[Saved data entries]

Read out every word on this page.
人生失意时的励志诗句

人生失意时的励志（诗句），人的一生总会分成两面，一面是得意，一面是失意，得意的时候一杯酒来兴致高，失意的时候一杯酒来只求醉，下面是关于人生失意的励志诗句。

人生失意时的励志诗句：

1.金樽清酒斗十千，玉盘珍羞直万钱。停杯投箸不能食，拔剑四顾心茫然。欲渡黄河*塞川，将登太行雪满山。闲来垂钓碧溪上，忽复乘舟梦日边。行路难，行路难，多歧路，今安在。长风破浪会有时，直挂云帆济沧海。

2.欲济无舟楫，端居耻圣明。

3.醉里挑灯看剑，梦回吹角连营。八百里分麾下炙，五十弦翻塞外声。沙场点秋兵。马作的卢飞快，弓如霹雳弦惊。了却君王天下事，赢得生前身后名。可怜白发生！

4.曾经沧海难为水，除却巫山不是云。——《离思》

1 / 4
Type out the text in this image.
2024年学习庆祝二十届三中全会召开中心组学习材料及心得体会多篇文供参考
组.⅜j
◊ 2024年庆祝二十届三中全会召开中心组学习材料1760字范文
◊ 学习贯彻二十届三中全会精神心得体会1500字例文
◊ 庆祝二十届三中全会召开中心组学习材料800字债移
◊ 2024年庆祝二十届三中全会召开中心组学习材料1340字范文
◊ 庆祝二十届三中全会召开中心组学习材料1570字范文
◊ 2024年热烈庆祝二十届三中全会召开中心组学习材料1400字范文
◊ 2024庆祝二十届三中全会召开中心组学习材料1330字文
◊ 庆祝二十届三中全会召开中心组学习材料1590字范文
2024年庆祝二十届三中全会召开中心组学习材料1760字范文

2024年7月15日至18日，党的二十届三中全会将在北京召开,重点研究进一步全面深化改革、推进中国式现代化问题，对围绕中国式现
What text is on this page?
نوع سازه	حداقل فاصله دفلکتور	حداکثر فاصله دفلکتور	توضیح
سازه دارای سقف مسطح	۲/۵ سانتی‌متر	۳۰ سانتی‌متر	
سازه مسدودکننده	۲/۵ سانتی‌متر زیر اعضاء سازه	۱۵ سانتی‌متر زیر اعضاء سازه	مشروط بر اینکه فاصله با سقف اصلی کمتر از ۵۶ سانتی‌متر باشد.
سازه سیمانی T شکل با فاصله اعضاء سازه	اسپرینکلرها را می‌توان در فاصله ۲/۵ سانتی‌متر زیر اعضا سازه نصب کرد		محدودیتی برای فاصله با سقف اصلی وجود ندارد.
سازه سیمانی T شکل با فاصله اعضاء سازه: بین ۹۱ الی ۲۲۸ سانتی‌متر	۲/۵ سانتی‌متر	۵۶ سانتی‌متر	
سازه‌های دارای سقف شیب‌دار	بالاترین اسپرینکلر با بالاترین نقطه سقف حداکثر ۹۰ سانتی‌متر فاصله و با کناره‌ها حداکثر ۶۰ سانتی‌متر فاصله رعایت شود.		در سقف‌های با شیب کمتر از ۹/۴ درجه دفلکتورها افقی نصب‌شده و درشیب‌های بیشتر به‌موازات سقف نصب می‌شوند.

● **What you are asked to do**: Show the lines where the word "کمتر" appears in the entries.

● **Result**:
سازه مسدودکننده	۲/۵ سانتی‌متر زیر اعضاء سازه	۱۵ سانتی‌متر زیر اعضاء سازه	مشروط بر اینکه فاصله با سقف اصلی کمتر از ۵۶ سانتی‌متر باشد.
سازه‌های دارای سقف شیب‌دار	بالاترین اسپرینکلر با بالاترین نقطه سقف حداکثر ۹۰ سانتی‌متر فاصله و با کناره‌ها حداکثر ۶۰ سانتی‌متر فاصله رعایت شود.		در سقف‌های با شیب کمتر از ۹/۴ درجه دفلکتورها افقی نصب‌شده و درشیب‌های بیشتر به‌موازات سقف نصب می‌شوند.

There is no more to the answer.